Exercise description | Search the material below for the string "structured" and list each line that holds it.
+===+
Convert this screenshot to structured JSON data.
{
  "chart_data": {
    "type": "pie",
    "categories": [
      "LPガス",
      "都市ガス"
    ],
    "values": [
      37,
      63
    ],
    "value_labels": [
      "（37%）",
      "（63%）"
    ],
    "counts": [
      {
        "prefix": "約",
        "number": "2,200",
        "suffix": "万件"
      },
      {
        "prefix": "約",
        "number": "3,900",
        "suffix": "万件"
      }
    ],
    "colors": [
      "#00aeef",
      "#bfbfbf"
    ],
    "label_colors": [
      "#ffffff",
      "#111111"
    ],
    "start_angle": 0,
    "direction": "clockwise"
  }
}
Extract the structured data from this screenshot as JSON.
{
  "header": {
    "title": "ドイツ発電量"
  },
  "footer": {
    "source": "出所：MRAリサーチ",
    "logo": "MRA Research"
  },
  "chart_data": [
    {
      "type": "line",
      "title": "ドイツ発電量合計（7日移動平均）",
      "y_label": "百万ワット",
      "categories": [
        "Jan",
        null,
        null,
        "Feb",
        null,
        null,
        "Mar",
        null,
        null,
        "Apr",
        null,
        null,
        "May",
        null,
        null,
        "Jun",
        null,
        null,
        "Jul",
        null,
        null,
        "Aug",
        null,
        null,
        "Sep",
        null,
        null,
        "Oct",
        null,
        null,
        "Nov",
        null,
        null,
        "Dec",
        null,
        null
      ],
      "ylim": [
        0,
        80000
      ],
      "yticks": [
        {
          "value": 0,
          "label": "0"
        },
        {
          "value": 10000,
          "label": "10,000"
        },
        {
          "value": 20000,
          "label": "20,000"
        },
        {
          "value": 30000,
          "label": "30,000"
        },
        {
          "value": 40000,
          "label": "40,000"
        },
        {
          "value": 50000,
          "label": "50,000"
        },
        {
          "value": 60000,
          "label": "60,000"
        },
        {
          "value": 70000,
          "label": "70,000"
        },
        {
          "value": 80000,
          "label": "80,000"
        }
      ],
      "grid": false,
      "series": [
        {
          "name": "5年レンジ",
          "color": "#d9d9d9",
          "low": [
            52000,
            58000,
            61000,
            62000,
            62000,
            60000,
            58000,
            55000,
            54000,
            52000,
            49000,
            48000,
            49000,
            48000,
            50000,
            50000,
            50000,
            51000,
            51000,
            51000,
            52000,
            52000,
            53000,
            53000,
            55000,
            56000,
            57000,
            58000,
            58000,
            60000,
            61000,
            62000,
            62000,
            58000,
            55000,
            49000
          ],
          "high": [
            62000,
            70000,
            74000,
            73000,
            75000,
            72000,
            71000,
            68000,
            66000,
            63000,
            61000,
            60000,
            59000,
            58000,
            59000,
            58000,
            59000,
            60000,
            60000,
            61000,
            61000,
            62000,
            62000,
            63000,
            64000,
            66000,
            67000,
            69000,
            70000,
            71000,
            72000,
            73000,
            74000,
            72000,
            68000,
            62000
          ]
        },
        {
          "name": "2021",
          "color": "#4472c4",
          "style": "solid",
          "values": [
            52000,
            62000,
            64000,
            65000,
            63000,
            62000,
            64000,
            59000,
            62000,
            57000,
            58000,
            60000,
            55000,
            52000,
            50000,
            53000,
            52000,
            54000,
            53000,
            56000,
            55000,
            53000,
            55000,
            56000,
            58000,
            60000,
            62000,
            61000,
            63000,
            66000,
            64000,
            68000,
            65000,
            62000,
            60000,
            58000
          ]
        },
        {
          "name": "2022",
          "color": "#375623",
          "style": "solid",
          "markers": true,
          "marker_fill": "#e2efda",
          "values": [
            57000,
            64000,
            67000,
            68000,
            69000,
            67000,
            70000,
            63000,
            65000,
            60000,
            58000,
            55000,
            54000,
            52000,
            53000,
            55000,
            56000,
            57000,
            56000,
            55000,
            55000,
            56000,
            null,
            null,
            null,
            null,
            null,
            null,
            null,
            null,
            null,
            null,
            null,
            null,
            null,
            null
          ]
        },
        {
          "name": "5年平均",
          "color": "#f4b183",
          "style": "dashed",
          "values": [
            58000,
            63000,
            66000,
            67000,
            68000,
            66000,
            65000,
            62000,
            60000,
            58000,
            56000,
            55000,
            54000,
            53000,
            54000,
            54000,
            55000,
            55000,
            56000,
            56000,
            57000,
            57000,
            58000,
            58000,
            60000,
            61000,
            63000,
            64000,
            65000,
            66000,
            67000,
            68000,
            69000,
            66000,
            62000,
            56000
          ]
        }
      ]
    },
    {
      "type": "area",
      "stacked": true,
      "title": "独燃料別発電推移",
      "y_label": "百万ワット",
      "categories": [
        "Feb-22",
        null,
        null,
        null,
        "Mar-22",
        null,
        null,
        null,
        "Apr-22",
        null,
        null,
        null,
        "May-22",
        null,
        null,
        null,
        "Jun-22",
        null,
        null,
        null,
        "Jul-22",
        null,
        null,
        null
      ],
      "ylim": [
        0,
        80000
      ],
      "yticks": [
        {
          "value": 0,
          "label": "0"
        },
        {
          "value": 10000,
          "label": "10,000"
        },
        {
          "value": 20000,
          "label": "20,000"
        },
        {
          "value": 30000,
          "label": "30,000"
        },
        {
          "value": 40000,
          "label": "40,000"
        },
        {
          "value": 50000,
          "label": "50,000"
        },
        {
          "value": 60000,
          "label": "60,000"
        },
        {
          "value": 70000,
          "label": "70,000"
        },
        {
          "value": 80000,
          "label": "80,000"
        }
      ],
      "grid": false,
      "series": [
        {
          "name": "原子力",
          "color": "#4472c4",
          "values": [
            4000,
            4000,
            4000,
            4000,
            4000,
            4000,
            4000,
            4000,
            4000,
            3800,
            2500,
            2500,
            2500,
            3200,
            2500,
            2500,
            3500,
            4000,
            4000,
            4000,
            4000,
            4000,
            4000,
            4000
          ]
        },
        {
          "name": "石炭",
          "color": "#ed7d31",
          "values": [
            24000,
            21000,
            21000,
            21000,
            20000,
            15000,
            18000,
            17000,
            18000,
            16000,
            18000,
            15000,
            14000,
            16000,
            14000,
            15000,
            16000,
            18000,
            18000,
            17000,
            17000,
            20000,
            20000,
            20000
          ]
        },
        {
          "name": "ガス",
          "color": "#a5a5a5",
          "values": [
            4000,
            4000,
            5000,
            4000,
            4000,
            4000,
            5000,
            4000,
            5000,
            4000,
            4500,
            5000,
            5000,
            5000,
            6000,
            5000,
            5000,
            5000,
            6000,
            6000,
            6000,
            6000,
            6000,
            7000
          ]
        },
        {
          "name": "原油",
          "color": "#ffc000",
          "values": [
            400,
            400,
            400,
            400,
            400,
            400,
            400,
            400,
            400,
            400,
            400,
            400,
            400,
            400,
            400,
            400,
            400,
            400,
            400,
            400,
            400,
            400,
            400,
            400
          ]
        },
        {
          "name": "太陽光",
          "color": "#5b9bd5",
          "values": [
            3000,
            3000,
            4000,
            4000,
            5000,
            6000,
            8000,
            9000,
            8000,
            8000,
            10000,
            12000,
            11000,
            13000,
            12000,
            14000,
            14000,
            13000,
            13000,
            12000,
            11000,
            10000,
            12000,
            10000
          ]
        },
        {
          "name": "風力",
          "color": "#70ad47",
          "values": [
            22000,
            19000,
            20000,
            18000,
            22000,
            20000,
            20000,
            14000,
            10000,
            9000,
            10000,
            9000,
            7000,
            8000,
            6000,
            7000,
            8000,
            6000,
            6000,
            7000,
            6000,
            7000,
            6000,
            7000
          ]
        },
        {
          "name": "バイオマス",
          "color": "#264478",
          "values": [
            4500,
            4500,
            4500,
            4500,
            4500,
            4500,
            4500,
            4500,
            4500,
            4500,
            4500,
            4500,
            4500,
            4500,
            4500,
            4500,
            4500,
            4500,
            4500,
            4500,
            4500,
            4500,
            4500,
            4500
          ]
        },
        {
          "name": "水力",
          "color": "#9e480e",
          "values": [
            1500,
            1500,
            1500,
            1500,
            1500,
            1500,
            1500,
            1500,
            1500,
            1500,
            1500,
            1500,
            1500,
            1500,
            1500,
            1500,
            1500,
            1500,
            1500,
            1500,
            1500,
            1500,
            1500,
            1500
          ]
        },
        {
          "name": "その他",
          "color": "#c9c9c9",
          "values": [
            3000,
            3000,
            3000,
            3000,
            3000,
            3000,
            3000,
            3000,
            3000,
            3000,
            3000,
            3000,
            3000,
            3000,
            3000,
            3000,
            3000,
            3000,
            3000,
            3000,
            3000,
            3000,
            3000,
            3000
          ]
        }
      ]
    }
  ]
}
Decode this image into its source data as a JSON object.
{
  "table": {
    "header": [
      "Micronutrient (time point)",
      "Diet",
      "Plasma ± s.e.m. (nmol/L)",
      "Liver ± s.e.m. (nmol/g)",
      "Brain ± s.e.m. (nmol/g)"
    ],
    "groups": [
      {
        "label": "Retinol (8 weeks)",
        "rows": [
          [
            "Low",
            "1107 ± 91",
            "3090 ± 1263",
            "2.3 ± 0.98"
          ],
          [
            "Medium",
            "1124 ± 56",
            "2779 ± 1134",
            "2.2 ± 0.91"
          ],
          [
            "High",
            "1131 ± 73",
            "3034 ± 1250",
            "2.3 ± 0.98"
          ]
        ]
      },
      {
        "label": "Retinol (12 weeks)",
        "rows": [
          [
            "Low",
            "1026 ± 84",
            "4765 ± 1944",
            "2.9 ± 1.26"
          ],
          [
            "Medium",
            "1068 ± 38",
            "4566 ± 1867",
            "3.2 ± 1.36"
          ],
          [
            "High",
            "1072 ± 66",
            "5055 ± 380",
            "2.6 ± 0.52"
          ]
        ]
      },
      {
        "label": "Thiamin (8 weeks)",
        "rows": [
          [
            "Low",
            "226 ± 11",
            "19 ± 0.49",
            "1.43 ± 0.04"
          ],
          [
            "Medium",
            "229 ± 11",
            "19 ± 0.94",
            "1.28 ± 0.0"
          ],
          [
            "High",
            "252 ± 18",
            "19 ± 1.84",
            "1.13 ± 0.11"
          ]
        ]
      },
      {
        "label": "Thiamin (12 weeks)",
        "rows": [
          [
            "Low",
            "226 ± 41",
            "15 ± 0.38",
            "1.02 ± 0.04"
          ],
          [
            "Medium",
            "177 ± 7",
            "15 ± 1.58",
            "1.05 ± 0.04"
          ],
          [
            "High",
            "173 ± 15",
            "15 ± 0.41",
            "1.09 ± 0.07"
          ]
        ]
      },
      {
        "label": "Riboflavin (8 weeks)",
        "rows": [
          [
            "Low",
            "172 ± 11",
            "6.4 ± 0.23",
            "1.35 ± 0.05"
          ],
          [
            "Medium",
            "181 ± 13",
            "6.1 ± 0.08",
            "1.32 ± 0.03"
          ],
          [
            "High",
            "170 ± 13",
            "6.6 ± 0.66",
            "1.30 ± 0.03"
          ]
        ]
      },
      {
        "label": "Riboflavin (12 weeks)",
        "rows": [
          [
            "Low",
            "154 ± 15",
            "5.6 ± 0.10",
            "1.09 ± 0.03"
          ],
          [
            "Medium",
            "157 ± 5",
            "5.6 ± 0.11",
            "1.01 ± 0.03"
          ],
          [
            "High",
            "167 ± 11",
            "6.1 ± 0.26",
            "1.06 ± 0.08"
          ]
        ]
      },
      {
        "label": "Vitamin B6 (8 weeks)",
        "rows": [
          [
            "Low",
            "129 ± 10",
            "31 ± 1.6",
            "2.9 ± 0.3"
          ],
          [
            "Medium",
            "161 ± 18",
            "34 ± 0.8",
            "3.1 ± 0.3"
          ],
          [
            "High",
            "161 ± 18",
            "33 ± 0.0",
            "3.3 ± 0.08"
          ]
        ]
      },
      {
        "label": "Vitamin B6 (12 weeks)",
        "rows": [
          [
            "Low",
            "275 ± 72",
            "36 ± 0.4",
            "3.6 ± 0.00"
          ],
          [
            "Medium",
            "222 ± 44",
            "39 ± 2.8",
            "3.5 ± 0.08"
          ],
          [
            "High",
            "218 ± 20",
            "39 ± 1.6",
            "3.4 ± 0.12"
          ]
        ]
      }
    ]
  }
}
+===+
Task response |
Convert this screenshot to structured JSON data.
Extract the structured data from this screenshot as JSON.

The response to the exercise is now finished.